**Directive:**
Sift the listing for lines that hold the string "member" and pull them out.

--*--

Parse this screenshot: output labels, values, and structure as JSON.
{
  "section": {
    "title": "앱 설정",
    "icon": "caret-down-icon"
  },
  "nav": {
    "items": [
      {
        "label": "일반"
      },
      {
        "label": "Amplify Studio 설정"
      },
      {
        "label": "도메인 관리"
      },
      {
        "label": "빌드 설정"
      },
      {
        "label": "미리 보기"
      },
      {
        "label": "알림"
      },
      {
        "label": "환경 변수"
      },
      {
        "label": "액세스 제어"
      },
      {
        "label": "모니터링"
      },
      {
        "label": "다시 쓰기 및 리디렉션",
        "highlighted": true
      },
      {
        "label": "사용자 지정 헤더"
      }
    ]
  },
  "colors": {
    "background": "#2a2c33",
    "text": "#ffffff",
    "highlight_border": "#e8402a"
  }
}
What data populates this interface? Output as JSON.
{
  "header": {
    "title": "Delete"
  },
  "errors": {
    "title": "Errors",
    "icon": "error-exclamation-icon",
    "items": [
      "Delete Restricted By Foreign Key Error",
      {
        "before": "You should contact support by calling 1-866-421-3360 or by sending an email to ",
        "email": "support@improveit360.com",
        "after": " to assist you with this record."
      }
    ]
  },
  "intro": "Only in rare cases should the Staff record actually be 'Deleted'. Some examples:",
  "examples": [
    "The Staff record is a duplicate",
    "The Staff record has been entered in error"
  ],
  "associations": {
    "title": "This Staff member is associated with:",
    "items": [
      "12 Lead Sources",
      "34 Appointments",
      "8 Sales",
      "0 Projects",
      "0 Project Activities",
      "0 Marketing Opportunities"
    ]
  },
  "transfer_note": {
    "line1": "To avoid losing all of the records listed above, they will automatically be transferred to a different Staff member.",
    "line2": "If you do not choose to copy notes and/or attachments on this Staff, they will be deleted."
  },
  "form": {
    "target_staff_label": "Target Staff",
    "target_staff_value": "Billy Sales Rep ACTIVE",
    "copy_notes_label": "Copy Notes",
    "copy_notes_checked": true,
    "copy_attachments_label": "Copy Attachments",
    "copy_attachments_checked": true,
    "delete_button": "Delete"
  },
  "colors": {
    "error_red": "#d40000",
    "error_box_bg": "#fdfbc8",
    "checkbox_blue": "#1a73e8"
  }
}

--*--

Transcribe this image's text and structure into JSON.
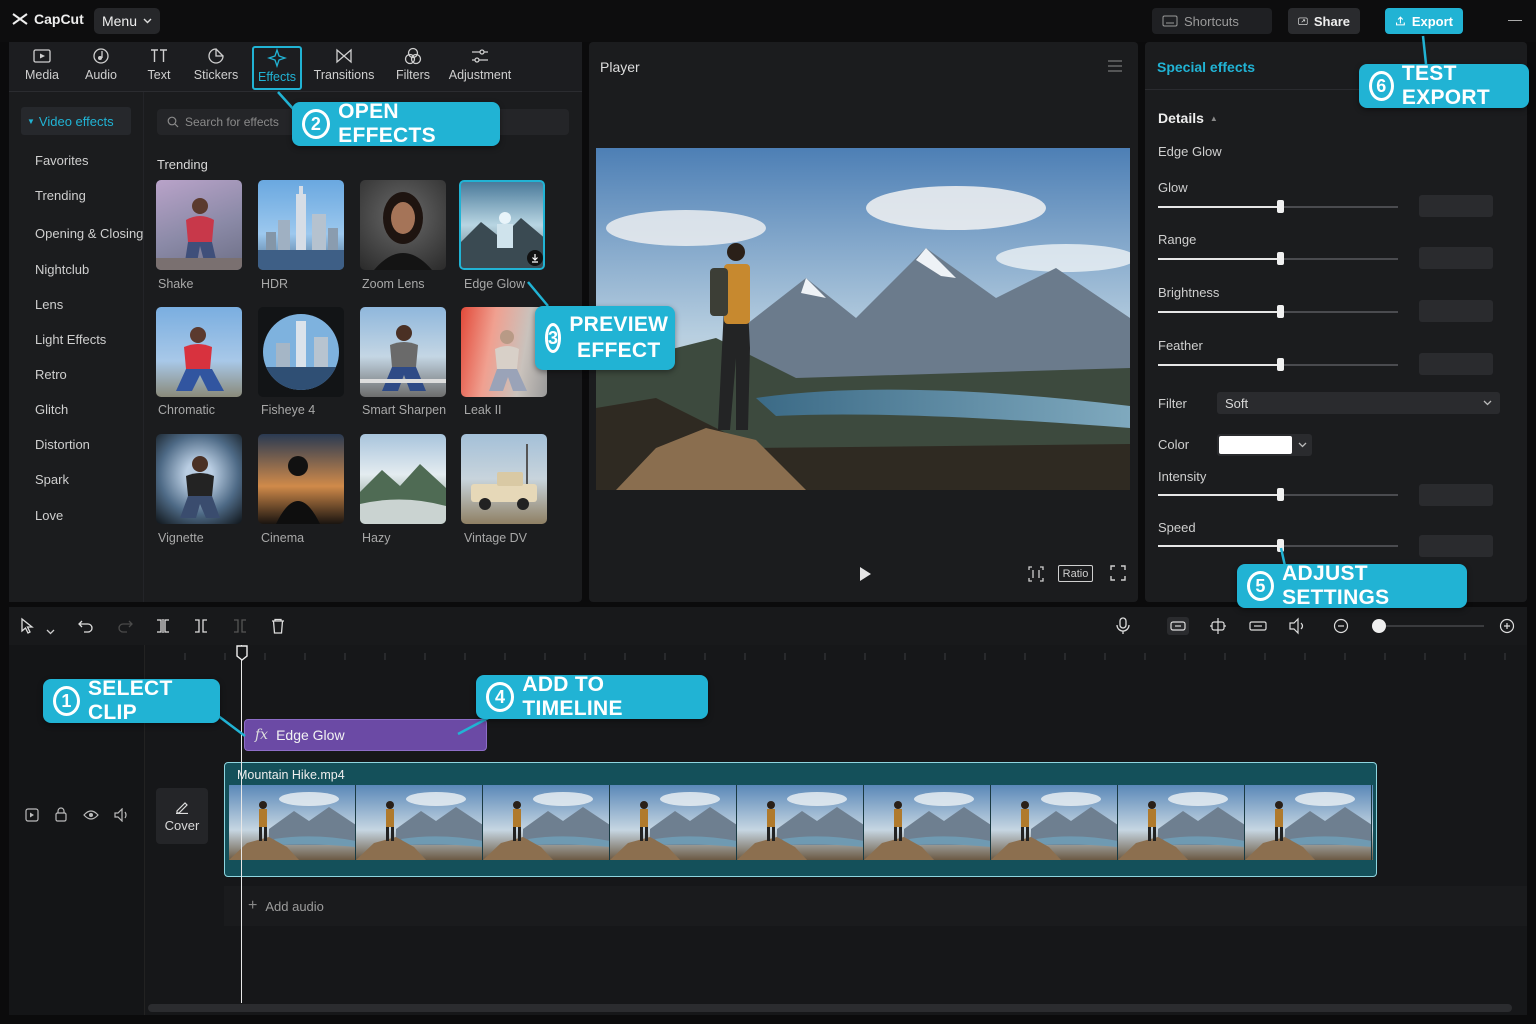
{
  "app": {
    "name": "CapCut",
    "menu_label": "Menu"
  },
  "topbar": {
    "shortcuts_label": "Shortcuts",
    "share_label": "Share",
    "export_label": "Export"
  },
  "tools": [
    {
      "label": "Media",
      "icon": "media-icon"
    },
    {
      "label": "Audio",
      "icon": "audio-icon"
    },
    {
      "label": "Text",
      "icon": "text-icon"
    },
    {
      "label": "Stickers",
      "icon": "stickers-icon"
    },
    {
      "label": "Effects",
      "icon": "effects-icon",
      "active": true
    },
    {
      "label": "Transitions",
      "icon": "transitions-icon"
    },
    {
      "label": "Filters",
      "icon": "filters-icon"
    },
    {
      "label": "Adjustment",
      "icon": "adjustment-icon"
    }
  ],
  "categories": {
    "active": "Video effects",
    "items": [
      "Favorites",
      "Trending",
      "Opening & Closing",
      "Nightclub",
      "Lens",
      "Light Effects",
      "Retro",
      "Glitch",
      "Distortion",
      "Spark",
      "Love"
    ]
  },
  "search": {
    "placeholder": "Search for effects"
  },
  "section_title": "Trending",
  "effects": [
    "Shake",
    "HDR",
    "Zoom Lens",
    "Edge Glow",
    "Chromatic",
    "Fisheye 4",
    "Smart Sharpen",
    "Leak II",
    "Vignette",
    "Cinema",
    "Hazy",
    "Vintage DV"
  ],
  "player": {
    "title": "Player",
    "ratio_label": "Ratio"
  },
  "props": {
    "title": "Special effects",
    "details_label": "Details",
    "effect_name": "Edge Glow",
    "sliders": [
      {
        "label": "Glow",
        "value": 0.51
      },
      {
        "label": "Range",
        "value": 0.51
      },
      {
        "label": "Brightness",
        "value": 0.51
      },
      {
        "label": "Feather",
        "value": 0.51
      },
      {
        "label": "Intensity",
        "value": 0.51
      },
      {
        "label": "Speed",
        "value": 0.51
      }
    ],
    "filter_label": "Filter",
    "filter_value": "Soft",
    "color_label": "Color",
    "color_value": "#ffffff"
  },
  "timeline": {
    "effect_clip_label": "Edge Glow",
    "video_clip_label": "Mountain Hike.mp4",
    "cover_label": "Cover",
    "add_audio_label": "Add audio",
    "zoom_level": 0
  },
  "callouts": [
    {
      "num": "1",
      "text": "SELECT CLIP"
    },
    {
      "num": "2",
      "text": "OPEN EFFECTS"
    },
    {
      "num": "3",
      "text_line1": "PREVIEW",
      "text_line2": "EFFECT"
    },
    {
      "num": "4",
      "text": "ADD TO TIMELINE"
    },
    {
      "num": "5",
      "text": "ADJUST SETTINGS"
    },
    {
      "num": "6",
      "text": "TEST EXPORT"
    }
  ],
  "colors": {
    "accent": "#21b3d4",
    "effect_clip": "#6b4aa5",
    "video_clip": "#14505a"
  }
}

--*--

**The completed task:**
    "title": "This Staff member is associated with:",
    "line1": "To avoid losing all of the records listed above, they will automatically be transferred to a different Staff member.",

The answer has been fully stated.